begin DATA FOR THE TASK

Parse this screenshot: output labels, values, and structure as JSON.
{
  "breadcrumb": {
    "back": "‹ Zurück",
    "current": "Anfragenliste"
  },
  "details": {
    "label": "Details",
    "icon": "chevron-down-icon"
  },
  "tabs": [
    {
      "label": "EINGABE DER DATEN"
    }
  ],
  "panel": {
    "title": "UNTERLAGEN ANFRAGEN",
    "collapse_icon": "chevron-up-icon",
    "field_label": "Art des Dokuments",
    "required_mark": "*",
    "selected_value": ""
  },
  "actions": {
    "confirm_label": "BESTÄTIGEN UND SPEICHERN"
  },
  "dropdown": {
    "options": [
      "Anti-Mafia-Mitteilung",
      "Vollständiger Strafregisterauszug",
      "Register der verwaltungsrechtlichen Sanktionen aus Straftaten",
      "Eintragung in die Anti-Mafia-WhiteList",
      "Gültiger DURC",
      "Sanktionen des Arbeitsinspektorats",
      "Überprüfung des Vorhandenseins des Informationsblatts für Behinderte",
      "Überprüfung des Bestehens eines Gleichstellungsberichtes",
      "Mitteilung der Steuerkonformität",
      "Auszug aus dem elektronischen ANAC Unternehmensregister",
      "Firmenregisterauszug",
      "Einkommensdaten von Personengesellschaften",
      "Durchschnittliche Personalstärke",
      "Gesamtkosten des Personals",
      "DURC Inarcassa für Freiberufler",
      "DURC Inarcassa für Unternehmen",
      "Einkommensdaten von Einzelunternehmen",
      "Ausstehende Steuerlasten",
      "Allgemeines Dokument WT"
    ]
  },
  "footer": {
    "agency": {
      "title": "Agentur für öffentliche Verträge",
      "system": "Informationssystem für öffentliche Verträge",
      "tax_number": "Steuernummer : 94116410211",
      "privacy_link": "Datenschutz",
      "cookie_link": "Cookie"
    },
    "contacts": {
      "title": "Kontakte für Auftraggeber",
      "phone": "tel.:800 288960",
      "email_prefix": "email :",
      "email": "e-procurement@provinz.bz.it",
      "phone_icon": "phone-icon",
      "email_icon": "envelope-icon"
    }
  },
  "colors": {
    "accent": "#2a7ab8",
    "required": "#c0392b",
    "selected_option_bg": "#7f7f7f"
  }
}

end DATA FOR THE TASK

= TASK OBJECTIVE =
All lines in the data that contain the word "öffentliche" should be copied.

= RESULT FOR THIS EXERCISE =
      "title": "Agentur für öffentliche Verträge",
      "system": "Informationssystem für öffentliche Verträge",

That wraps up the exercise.